Record extracts –
-- begin --

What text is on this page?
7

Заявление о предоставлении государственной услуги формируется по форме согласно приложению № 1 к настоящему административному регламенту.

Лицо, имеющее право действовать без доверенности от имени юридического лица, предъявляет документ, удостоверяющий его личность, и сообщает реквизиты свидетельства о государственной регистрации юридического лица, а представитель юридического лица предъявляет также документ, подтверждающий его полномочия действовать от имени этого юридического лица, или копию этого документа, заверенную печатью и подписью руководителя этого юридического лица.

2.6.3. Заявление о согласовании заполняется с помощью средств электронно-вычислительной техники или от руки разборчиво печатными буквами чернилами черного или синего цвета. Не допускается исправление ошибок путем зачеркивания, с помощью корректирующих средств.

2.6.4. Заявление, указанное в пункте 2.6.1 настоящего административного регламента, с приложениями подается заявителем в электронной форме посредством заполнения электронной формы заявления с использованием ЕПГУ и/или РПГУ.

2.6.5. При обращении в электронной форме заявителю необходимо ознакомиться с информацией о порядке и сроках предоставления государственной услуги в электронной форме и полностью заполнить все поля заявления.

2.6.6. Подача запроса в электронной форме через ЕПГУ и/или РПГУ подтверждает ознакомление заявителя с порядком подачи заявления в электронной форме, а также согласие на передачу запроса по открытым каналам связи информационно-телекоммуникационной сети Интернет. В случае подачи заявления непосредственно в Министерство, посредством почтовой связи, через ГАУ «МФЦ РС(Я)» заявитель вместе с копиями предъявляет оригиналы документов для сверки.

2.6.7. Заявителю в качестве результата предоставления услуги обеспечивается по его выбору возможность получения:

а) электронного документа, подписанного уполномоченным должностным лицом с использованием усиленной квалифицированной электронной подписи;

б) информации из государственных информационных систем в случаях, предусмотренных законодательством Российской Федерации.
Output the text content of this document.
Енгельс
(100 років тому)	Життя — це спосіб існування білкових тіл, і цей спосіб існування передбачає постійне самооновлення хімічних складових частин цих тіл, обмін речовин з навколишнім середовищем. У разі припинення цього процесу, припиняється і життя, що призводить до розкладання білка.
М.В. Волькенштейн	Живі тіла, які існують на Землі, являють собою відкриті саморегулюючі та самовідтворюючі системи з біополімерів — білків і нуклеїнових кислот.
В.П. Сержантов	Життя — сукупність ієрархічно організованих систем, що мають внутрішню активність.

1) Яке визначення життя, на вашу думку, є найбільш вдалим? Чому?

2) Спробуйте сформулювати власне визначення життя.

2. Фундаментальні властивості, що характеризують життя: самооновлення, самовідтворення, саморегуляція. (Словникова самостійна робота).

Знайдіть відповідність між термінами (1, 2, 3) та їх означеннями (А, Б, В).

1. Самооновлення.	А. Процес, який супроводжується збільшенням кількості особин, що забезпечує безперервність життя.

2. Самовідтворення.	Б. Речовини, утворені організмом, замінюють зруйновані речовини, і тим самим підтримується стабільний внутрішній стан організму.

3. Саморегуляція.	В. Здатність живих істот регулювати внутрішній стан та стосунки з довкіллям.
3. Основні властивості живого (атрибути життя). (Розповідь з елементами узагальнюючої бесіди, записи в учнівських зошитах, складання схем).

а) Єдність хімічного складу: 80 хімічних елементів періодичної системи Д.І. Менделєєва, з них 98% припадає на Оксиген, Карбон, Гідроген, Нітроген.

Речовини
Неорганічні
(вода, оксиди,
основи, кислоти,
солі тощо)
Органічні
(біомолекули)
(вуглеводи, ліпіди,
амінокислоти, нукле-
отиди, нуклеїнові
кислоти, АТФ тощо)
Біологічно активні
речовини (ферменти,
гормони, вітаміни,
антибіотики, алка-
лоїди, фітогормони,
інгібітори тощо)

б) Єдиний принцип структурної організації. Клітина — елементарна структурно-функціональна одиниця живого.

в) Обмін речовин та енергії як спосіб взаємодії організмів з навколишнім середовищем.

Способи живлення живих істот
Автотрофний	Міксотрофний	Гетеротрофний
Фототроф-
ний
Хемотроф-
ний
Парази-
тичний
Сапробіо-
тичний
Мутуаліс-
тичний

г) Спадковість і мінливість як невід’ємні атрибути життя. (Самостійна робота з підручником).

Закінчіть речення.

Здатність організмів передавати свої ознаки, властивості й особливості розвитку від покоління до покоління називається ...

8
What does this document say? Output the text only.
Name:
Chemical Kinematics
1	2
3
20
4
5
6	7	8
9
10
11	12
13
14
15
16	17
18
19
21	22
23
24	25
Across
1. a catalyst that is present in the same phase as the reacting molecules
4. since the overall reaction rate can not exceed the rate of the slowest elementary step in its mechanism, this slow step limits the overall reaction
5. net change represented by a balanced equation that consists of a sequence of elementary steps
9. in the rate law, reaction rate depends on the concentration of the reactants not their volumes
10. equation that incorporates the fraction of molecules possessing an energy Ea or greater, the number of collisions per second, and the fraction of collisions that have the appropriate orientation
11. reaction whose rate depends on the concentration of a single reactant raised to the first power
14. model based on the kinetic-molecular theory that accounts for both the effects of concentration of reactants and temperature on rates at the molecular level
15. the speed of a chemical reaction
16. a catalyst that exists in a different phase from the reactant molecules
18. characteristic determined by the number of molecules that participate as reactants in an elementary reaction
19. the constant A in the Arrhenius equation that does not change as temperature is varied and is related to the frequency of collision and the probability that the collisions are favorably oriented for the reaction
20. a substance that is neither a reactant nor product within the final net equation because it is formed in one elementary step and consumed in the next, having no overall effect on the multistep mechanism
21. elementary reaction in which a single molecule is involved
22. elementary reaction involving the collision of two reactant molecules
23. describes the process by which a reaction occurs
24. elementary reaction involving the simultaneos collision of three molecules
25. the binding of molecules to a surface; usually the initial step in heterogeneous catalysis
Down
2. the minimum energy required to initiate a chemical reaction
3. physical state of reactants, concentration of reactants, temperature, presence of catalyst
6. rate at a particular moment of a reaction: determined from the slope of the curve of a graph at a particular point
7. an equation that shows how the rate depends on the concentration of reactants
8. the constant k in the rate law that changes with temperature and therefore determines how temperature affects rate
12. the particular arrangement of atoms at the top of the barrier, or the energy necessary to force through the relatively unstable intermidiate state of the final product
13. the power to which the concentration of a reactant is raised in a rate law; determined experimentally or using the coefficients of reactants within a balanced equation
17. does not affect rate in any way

-- end --

Task goal – Copy each record from above exactly, and include every line.

Complete output –
What text is on this page?
7

Заявление о предоставлении государственной услуги формируется по форме согласно приложению № 1 к настоящему административному регламенту.

Лицо, имеющее право действовать без доверенности от имени юридического лица, предъявляет документ, удостоверяющий его личность, и сообщает реквизиты свидетельства о государственной регистрации юридического лица, а представитель юридического лица предъявляет также документ, подтверждающий его полномочия действовать от имени этого юридического лица, или копию этого документа, заверенную печатью и подписью руководителя этого юридического лица.

2.6.3. Заявление о согласовании заполняется с помощью средств электронно-вычислительной техники или от руки разборчиво печатными буквами чернилами черного или синего цвета. Не допускается исправление ошибок путем зачеркивания, с помощью корректирующих средств.

2.6.4. Заявление, указанное в пункте 2.6.1 настоящего административного регламента, с приложениями подается заявителем в электронной форме посредством заполнения электронной формы заявления с использованием ЕПГУ и/или РПГУ.

2.6.5. При обращении в электронной форме заявителю необходимо ознакомиться с информацией о порядке и сроках предоставления государственной услуги в электронной форме и полностью заполнить все поля заявления.

2.6.6. Подача запроса в электронной форме через ЕПГУ и/или РПГУ подтверждает ознакомление заявителя с порядком подачи заявления в электронной форме, а также согласие на передачу запроса по открытым каналам связи информационно-телекоммуникационной сети Интернет. В случае подачи заявления непосредственно в Министерство, посредством почтовой связи, через ГАУ «МФЦ РС(Я)» заявитель вместе с копиями предъявляет оригиналы документов для сверки.

2.6.7. Заявителю в качестве результата предоставления услуги обеспечивается по его выбору возможность получения:

а) электронного документа, подписанного уполномоченным должностным лицом с использованием усиленной квалифицированной электронной подписи;

б) информации из государственных информационных систем в случаях, предусмотренных законодательством Российской Федерации.
Output the text content of this document.
Енгельс
(100 років тому)	Життя — це спосіб існування білкових тіл, і цей спосіб існування передбачає постійне самооновлення хімічних складових частин цих тіл, обмін речовин з навколишнім середовищем. У разі припинення цього процесу, припиняється і життя, що призводить до розкладання білка.
М.В. Волькенштейн	Живі тіла, які існують на Землі, являють собою відкриті саморегулюючі та самовідтворюючі системи з біополімерів — білків і нуклеїнових кислот.
В.П. Сержантов	Життя — сукупність ієрархічно організованих систем, що мають внутрішню активність.

1) Яке визначення життя, на вашу думку, є найбільш вдалим? Чому?

2) Спробуйте сформулювати власне визначення життя.

2. Фундаментальні властивості, що характеризують життя: самооновлення, самовідтворення, саморегуляція. (Словникова самостійна робота).

Знайдіть відповідність між термінами (1, 2, 3) та їх означеннями (А, Б, В).

1. Самооновлення.	А. Процес, який супроводжується збільшенням кількості особин, що забезпечує безперервність життя.

2. Самовідтворення.	Б. Речовини, утворені організмом, замінюють зруйновані речовини, і тим самим підтримується стабільний внутрішній стан організму.

3. Саморегуляція.	В. Здатність живих істот регулювати внутрішній стан та стосунки з довкіллям.
3. Основні властивості живого (атрибути життя). (Розповідь з елементами узагальнюючої бесіди, записи в учнівських зошитах, складання схем).

а) Єдність хімічного складу: 80 хімічних елементів періодичної системи Д.І. Менделєєва, з них 98% припадає на Оксиген, Карбон, Гідроген, Нітроген.

Речовини
Неорганічні
(вода, оксиди,
основи, кислоти,
солі тощо)
Органічні
(біомолекули)
(вуглеводи, ліпіди,
амінокислоти, нукле-
отиди, нуклеїнові
кислоти, АТФ тощо)
Біологічно активні
речовини (ферменти,
гормони, вітаміни,
антибіотики, алка-
лоїди, фітогормони,
інгібітори тощо)

б) Єдиний принцип структурної організації. Клітина — елементарна структурно-функціональна одиниця живого.

в) Обмін речовин та енергії як спосіб взаємодії організмів з навколишнім середовищем.

Способи живлення живих істот
Автотрофний	Міксотрофний	Гетеротрофний
Фототроф-
ний
Хемотроф-
ний
Парази-
тичний
Сапробіо-
тичний
Мутуаліс-
тичний

г) Спадковість і мінливість як невід’ємні атрибути життя. (Самостійна робота з підручником).

Закінчіть речення.

Здатність організмів передавати свої ознаки, властивості й особливості розвитку від покоління до покоління називається ...

8
What does this document say? Output the text only.
Name:
Chemical Kinematics
1	2
3
20
4
5
6	7	8
9
10
11	12
13
14
15
16	17
18
19
21	22
23
24	25
Across
1. a catalyst that is present in the same phase as the reacting molecules
4. since the overall reaction rate can not exceed the rate of the slowest elementary step in its mechanism, this slow step limits the overall reaction
5. net change represented by a balanced equation that consists of a sequence of elementary steps
9. in the rate law, reaction rate depends on the concentration of the reactants not their volumes
10. equation that incorporates the fraction of molecules possessing an energy Ea or greater, the number of collisions per second, and the fraction of collisions that have the appropriate orientation
11. reaction whose rate depends on the concentration of a single reactant raised to the first power
14. model based on the kinetic-molecular theory that accounts for both the effects of concentration of reactants and temperature on rates at the molecular level
15. the speed of a chemical reaction
16. a catalyst that exists in a different phase from the reactant molecules
18. characteristic determined by the number of molecules that participate as reactants in an elementary reaction
19. the constant A in the Arrhenius equation that does not change as temperature is varied and is related to the frequency of collision and the probability that the collisions are favorably oriented for the reaction
20. a substance that is neither a reactant nor product within the final net equation because it is formed in one elementary step and consumed in the next, having no overall effect on the multistep mechanism
21. elementary reaction in which a single molecule is involved
22. elementary reaction involving the collision of two reactant molecules
23. describes the process by which a reaction occurs
24. elementary reaction involving the simultaneos collision of three molecules
25. the binding of molecules to a surface; usually the initial step in heterogeneous catalysis
Down
2. the minimum energy required to initiate a chemical reaction
3. physical state of reactants, concentration of reactants, temperature, presence of catalyst
6. rate at a particular moment of a reaction: determined from the slope of the curve of a graph at a particular point
7. an equation that shows how the rate depends on the concentration of reactants
8. the constant k in the rate law that changes with temperature and therefore determines how temperature affects rate
12. the particular arrangement of atoms at the top of the barrier, or the energy necessary to force through the relatively unstable intermidiate state of the final product
13. the power to which the concentration of a reactant is raised in a rate law; determined experimentally or using the coefficients of reactants within a balanced equation
17. does not affect rate in any way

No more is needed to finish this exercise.